>>>>

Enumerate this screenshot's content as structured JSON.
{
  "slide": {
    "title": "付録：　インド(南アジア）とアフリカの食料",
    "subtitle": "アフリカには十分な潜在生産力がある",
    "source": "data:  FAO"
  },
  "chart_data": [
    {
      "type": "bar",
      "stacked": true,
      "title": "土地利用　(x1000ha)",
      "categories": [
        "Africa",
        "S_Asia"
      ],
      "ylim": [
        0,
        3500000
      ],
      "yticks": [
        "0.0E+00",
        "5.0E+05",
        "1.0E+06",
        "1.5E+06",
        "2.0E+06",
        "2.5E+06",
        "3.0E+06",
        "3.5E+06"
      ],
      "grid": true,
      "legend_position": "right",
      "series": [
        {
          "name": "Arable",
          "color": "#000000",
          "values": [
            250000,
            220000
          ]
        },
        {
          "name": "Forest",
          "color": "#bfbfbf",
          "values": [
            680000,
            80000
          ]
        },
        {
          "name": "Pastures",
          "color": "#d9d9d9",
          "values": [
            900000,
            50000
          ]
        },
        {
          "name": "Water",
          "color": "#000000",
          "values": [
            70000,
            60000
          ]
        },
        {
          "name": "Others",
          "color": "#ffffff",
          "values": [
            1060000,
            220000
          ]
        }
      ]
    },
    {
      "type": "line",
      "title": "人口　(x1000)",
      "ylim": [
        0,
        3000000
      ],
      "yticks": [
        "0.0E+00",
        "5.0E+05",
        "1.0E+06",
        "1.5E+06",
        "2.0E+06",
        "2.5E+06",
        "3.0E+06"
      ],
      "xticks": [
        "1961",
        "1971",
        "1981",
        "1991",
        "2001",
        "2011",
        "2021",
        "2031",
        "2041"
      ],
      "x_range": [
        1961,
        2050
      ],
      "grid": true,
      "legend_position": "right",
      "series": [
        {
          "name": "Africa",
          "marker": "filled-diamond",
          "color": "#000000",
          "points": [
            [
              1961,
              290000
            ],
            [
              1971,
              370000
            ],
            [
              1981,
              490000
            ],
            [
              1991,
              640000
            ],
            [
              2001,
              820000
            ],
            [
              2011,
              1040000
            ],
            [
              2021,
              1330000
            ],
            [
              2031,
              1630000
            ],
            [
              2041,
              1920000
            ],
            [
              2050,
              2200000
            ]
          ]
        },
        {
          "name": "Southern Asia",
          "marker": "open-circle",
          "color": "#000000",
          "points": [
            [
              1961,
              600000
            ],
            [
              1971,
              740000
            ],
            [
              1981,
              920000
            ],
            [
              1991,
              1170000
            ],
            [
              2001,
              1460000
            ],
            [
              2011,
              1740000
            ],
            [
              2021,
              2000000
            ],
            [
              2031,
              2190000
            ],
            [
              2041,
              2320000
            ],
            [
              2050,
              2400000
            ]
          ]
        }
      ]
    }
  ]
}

<<<<

▶ **SHORT PROBLEM**
Quote each line of the listing above exactly.

▶ **RESPONSE**
Enumerate this screenshot's content as structured JSON.
{
  "slide": {
    "title": "付録：　インド(南アジア）とアフリカの食料",
    "subtitle": "アフリカには十分な潜在生産力がある",
    "source": "data:  FAO"
  },
  "chart_data": [
    {
      "type": "bar",
      "stacked": true,
      "title": "土地利用　(x1000ha)",
      "categories": [
        "Africa",
        "S_Asia"
      ],
      "ylim": [
        0,
        3500000
      ],
      "yticks": [
        "0.0E+00",
        "5.0E+05",
        "1.0E+06",
        "1.5E+06",
        "2.0E+06",
        "2.5E+06",
        "3.0E+06",
        "3.5E+06"
      ],
      "grid": true,
      "legend_position": "right",
      "series": [
        {
          "name": "Arable",
          "color": "#000000",
          "values": [
            250000,
            220000
          ]
        },
        {
          "name": "Forest",
          "color": "#bfbfbf",
          "values": [
            680000,
            80000
          ]
        },
        {
          "name": "Pastures",
          "color": "#d9d9d9",
          "values": [
            900000,
            50000
          ]
        },
        {
          "name": "Water",
          "color": "#000000",
          "values": [
            70000,
            60000
          ]
        },
        {
          "name": "Others",
          "color": "#ffffff",
          "values": [
            1060000,
            220000
          ]
        }
      ]
    },
    {
      "type": "line",
      "title": "人口　(x1000)",
      "ylim": [
        0,
        3000000
      ],
      "yticks": [
        "0.0E+00",
        "5.0E+05",
        "1.0E+06",
        "1.5E+06",
        "2.0E+06",
        "2.5E+06",
        "3.0E+06"
      ],
      "xticks": [
        "1961",
        "1971",
        "1981",
        "1991",
        "2001",
        "2011",
        "2021",
        "2031",
        "2041"
      ],
      "x_range": [
        1961,
        2050
      ],
      "grid": true,
      "legend_position": "right",
      "series": [
        {
          "name": "Africa",
          "marker": "filled-diamond",
          "color": "#000000",
          "points": [
            [
              1961,
              290000
            ],
            [
              1971,
              370000
            ],
            [
              1981,
              490000
            ],
            [
              1991,
              640000
            ],
            [
              2001,
              820000
            ],
            [
              2011,
              1040000
            ],
            [
              2021,
              1330000
            ],
            [
              2031,
              1630000
            ],
            [
              2041,
              1920000
            ],
            [
              2050,
              2200000
            ]
          ]
        },
        {
          "name": "Southern Asia",
          "marker": "open-circle",
          "color": "#000000",
          "points": [
            [
              1961,
              600000
            ],
            [
              1971,
              740000
            ],
            [
              1981,
              920000
            ],
            [
              1991,
              1170000
            ],
            [
              2001,
              1460000
            ],
            [
              2011,
              1740000
            ],
            [
              2021,
              2000000
            ],
            [
              2031,
              2190000
            ],
            [
              2041,
              2320000
            ],
            [
              2050,
              2400000
            ]
          ]
        }
      ]
    }
  ]
}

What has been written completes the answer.